What is needed: Without including any images, repeat the data exactly.

* START Records provided *

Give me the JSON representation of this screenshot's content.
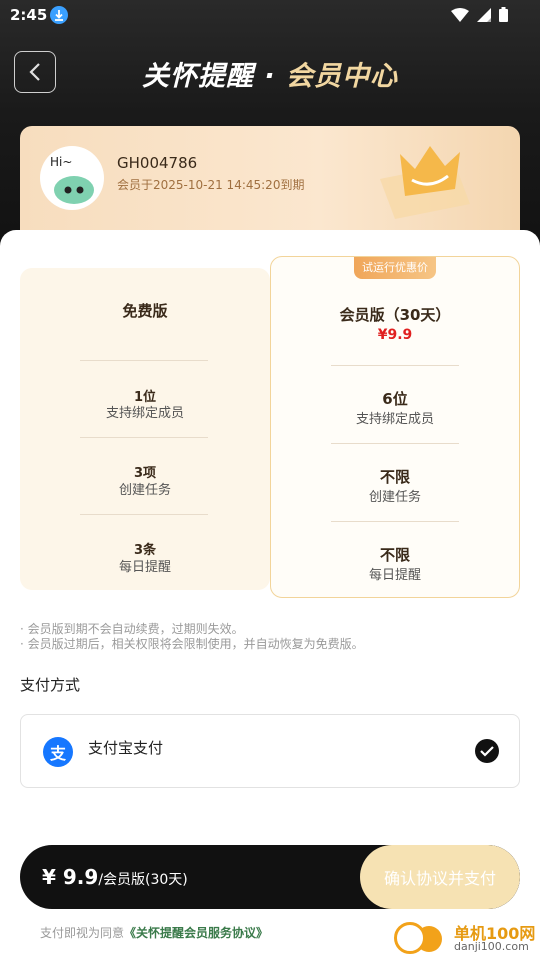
{
  "status_bar": {
    "time": "2:45"
  },
  "header": {
    "title_left": "关怀提醒",
    "title_dot": " · ",
    "title_right": "会员中心"
  },
  "member": {
    "user_id": "GH004786",
    "expire_text": "会员于2025-10-21 14:45:20到期",
    "avatar_text": "Hi~"
  },
  "plans": {
    "free": {
      "name": "免费版",
      "features": [
        {
          "value": "1位",
          "label": "支持绑定成员"
        },
        {
          "value": "3项",
          "label": "创建任务"
        },
        {
          "value": "3条",
          "label": "每日提醒"
        }
      ]
    },
    "vip": {
      "tag": "试运行优惠价",
      "name": "会员版（30天）",
      "price": "¥9.9",
      "features": [
        {
          "value": "6位",
          "label": "支持绑定成员"
        },
        {
          "value": "不限",
          "label": "创建任务"
        },
        {
          "value": "不限",
          "label": "每日提醒"
        }
      ]
    }
  },
  "notes": [
    "· 会员版到期不会自动续费，过期则失效。",
    "· 会员版过期后，相关权限将会限制使用，并自动恢复为免费版。"
  ],
  "payment": {
    "heading": "支付方式",
    "option_label": "支付宝支付",
    "option_icon_char": "支"
  },
  "paybar": {
    "price": "¥ 9.9",
    "suffix": "/会员版(30天)",
    "confirm_label": "确认协议并支付"
  },
  "agreement": {
    "prefix": "支付即视为同意",
    "link": "《关怀提醒会员服务协议》"
  },
  "watermark": {
    "name": "单机100网",
    "url": "danji100.com"
  },
  "colors": {
    "accent_gold": "#f2d7a1",
    "price_red": "#e02020",
    "alipay_blue": "#1677ff"
  }
}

* END Records provided *

Expected answer:
Give me the JSON representation of this screenshot's content.
{
  "status_bar": {
    "time": "2:45"
  },
  "header": {
    "title_left": "关怀提醒",
    "title_dot": " · ",
    "title_right": "会员中心"
  },
  "member": {
    "user_id": "GH004786",
    "expire_text": "会员于2025-10-21 14:45:20到期",
    "avatar_text": "Hi~"
  },
  "plans": {
    "free": {
      "name": "免费版",
      "features": [
        {
          "value": "1位",
          "label": "支持绑定成员"
        },
        {
          "value": "3项",
          "label": "创建任务"
        },
        {
          "value": "3条",
          "label": "每日提醒"
        }
      ]
    },
    "vip": {
      "tag": "试运行优惠价",
      "name": "会员版（30天）",
      "price": "¥9.9",
      "features": [
        {
          "value": "6位",
          "label": "支持绑定成员"
        },
        {
          "value": "不限",
          "label": "创建任务"
        },
        {
          "value": "不限",
          "label": "每日提醒"
        }
      ]
    }
  },
  "notes": [
    "· 会员版到期不会自动续费，过期则失效。",
    "· 会员版过期后，相关权限将会限制使用，并自动恢复为免费版。"
  ],
  "payment": {
    "heading": "支付方式",
    "option_label": "支付宝支付",
    "option_icon_char": "支"
  },
  "paybar": {
    "price": "¥ 9.9",
    "suffix": "/会员版(30天)",
    "confirm_label": "确认协议并支付"
  },
  "agreement": {
    "prefix": "支付即视为同意",
    "link": "《关怀提醒会员服务协议》"
  },
  "watermark": {
    "name": "单机100网",
    "url": "danji100.com"
  },
  "colors": {
    "accent_gold": "#f2d7a1",
    "price_red": "#e02020",
    "alipay_blue": "#1677ff"
  }
}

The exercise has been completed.